CHALLENGE:
Leave out the pictures and copy every record exactly.

Dataset excerpts
--- BEGIN ---
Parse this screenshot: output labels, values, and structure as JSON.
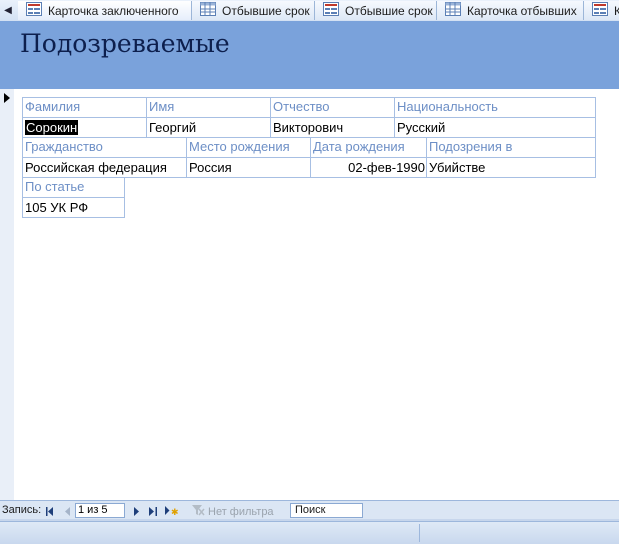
{
  "tabs": [
    {
      "label": "Карточка заключенного",
      "icon": "form-icon",
      "active": true
    },
    {
      "label": "Отбывшие срок",
      "icon": "table-icon"
    },
    {
      "label": "Отбывшие срок",
      "icon": "form-icon"
    },
    {
      "label": "Карточка отбывших",
      "icon": "table-icon"
    },
    {
      "label": "К",
      "icon": "form-icon"
    }
  ],
  "form": {
    "title": "Подозреваемые",
    "fields": {
      "surname": {
        "label": "Фамилия",
        "value": "Сорокин"
      },
      "name": {
        "label": "Имя",
        "value": "Георгий"
      },
      "patronymic": {
        "label": "Отчество",
        "value": "Викторович"
      },
      "nationality": {
        "label": "Национальность",
        "value": "Русский"
      },
      "citizenship": {
        "label": "Гражданство",
        "value": "Российская федерация"
      },
      "birthplace": {
        "label": "Место рождения",
        "value": "Россия"
      },
      "birthdate": {
        "label": "Дата рождения",
        "value": "02-фев-1990"
      },
      "suspected": {
        "label": "Подозрения в",
        "value": "Убийстве"
      },
      "article": {
        "label": "По статье",
        "value": "105 УК РФ"
      }
    }
  },
  "navigation": {
    "record_label": "Запись:",
    "record_position": "1 из 5",
    "filter_label": "Нет фильтра",
    "search_label": "Поиск"
  },
  "colors": {
    "header_bg": "#7aa2db",
    "label_text": "#6d8fc6",
    "title_text": "#0d1f4d"
  }
}
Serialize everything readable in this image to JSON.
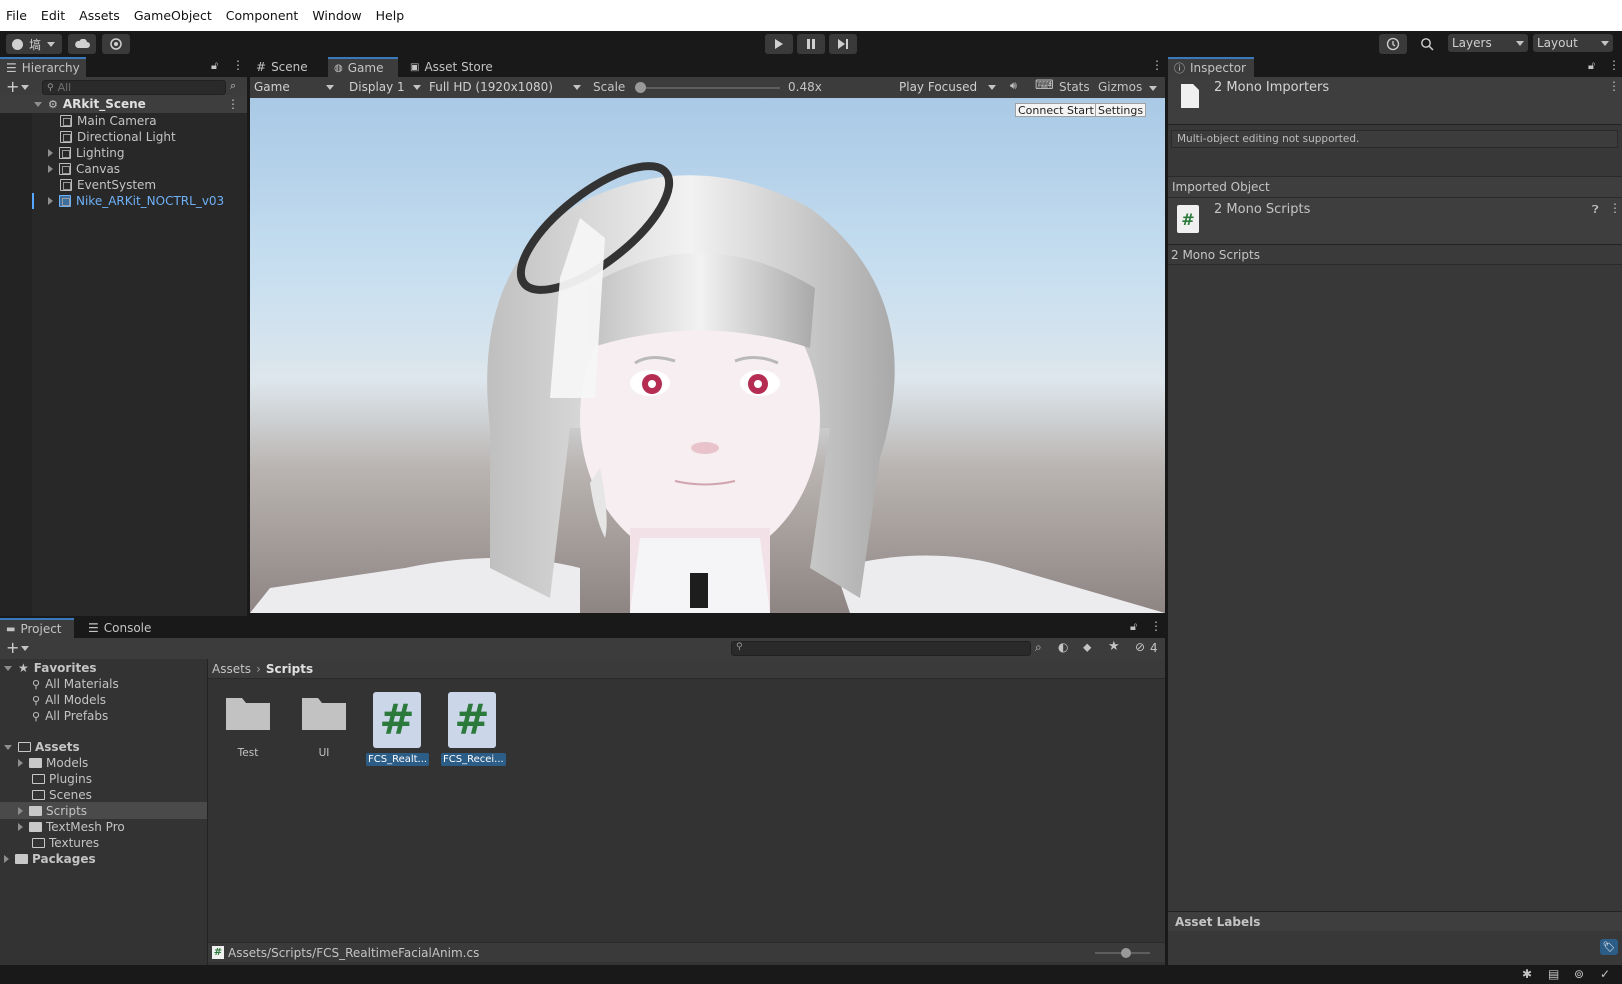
{
  "menu": [
    "File",
    "Edit",
    "Assets",
    "GameObject",
    "Component",
    "Window",
    "Help"
  ],
  "toolbar": {
    "account_label": "塙",
    "layers_label": "Layers",
    "layout_label": "Layout"
  },
  "hierarchy": {
    "tab": "Hierarchy",
    "search_placeholder": "All",
    "scene": "ARkit_Scene",
    "items": [
      "Main Camera",
      "Directional Light",
      "Lighting",
      "Canvas",
      "EventSystem",
      "Nike_ARKit_NOCTRL_v03"
    ]
  },
  "center_tabs": [
    "Scene",
    "Game",
    "Asset Store"
  ],
  "game_toolbar": {
    "mode": "Game",
    "display": "Display 1",
    "resolution": "Full HD (1920x1080)",
    "scale_label": "Scale",
    "scale_value": "0.48x",
    "scale_fraction": 0.0,
    "play_mode": "Play Focused",
    "stats": "Stats",
    "gizmos": "Gizmos"
  },
  "game_overlay": {
    "connect": "Connect Start",
    "settings": "Settings"
  },
  "inspector": {
    "tab": "Inspector",
    "title": "2 Mono Importers",
    "warning": "Multi-object editing not supported.",
    "imported_header": "Imported Object",
    "imported_title": "2 Mono Scripts",
    "section": "2 Mono Scripts",
    "asset_labels": "Asset Labels"
  },
  "bottom_tabs": [
    "Project",
    "Console"
  ],
  "project": {
    "favorites": "Favorites",
    "fav_items": [
      "All Materials",
      "All Models",
      "All Prefabs"
    ],
    "assets": "Assets",
    "asset_folders": [
      "Models",
      "Plugins",
      "Scenes",
      "Scripts",
      "TextMesh Pro",
      "Textures"
    ],
    "packages": "Packages",
    "breadcrumb": [
      "Assets",
      "Scripts"
    ],
    "hidden_count": "4",
    "files": [
      {
        "name": "Test",
        "type": "folder"
      },
      {
        "name": "UI",
        "type": "folder"
      },
      {
        "name": "FCS_Realt...",
        "type": "script"
      },
      {
        "name": "FCS_Recei...",
        "type": "script"
      }
    ],
    "status_path": "Assets/Scripts/FCS_RealtimeFacialAnim.cs"
  },
  "colors": {
    "accent": "#3a79bb",
    "script_hash": "#2b7a3b",
    "selected_blue": "#2c5d87",
    "link_blue": "#58a6ff"
  }
}
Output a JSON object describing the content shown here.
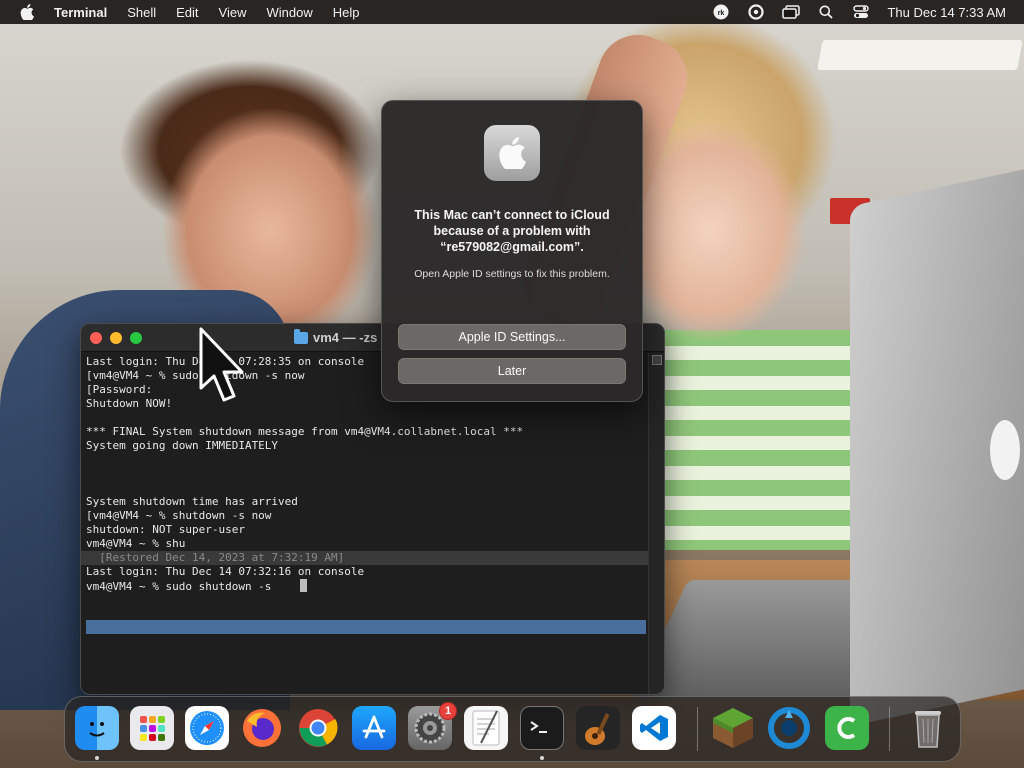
--- END ---
TASK RESPONSE:
Parse this screenshot: output labels, values, and structure as JSON.
{
  "tabs": [
    {
      "label": "Карточка заключенного",
      "icon": "form-icon",
      "active": true
    },
    {
      "label": "Отбывшие срок",
      "icon": "table-icon"
    },
    {
      "label": "Отбывшие срок",
      "icon": "form-icon"
    },
    {
      "label": "Карточка отбывших",
      "icon": "table-icon"
    },
    {
      "label": "К",
      "icon": "form-icon"
    }
  ],
  "form": {
    "title": "Подозреваемые",
    "fields": {
      "surname": {
        "label": "Фамилия",
        "value": "Сорокин"
      },
      "name": {
        "label": "Имя",
        "value": "Георгий"
      },
      "patronymic": {
        "label": "Отчество",
        "value": "Викторович"
      },
      "nationality": {
        "label": "Национальность",
        "value": "Русский"
      },
      "citizenship": {
        "label": "Гражданство",
        "value": "Российская федерация"
      },
      "birthplace": {
        "label": "Место рождения",
        "value": "Россия"
      },
      "birthdate": {
        "label": "Дата рождения",
        "value": "02-фев-1990"
      },
      "suspected": {
        "label": "Подозрения в",
        "value": "Убийстве"
      },
      "article": {
        "label": "По статье",
        "value": "105 УК РФ"
      }
    }
  },
  "navigation": {
    "record_label": "Запись:",
    "record_position": "1 из 5",
    "filter_label": "Нет фильтра",
    "search_label": "Поиск"
  },
  "colors": {
    "header_bg": "#7aa2db",
    "label_text": "#6d8fc6",
    "title_text": "#0d1f4d"
  }
}
Serialize everything readable in this image to JSON.
{
  "menu": [
    "File",
    "Edit",
    "Assets",
    "GameObject",
    "Component",
    "Window",
    "Help"
  ],
  "toolbar": {
    "account_label": "塙",
    "layers_label": "Layers",
    "layout_label": "Layout"
  },
  "hierarchy": {
    "tab": "Hierarchy",
    "search_placeholder": "All",
    "scene": "ARkit_Scene",
    "items": [
      "Main Camera",
      "Directional Light",
      "Lighting",
      "Canvas",
      "EventSystem",
      "Nike_ARKit_NOCTRL_v03"
    ]
  },
  "center_tabs": [
    "Scene",
    "Game",
    "Asset Store"
  ],
  "game_toolbar": {
    "mode": "Game",
    "display": "Display 1",
    "resolution": "Full HD (1920x1080)",
    "scale_label": "Scale",
    "scale_value": "0.48x",
    "scale_fraction": 0.0,
    "play_mode": "Play Focused",
    "stats": "Stats",
    "gizmos": "Gizmos"
  },
  "game_overlay": {
    "connect": "Connect Start",
    "settings": "Settings"
  },
  "inspector": {
    "tab": "Inspector",
    "title": "2 Mono Importers",
    "warning": "Multi-object editing not supported.",
    "imported_header": "Imported Object",
    "imported_title": "2 Mono Scripts",
    "section": "2 Mono Scripts",
    "asset_labels": "Asset Labels"
  },
  "bottom_tabs": [
    "Project",
    "Console"
  ],
  "project": {
    "favorites": "Favorites",
    "fav_items": [
      "All Materials",
      "All Models",
      "All Prefabs"
    ],
    "assets": "Assets",
    "asset_folders": [
      "Models",
      "Plugins",
      "Scenes",
      "Scripts",
      "TextMesh Pro",
      "Textures"
    ],
    "packages": "Packages",
    "breadcrumb": [
      "Assets",
      "Scripts"
    ],
    "hidden_count": "4",
    "files": [
      {
        "name": "Test",
        "type": "folder"
      },
      {
        "name": "UI",
        "type": "folder"
      },
      {
        "name": "FCS_Realt...",
        "type": "script"
      },
      {
        "name": "FCS_Recei...",
        "type": "script"
      }
    ],
    "status_path": "Assets/Scripts/FCS_RealtimeFacialAnim.cs"
  },
  "colors": {
    "accent": "#3a79bb",
    "script_hash": "#2b7a3b",
    "selected_blue": "#2c5d87",
    "link_blue": "#58a6ff"
  }
}
Output a JSON object describing the content shown here.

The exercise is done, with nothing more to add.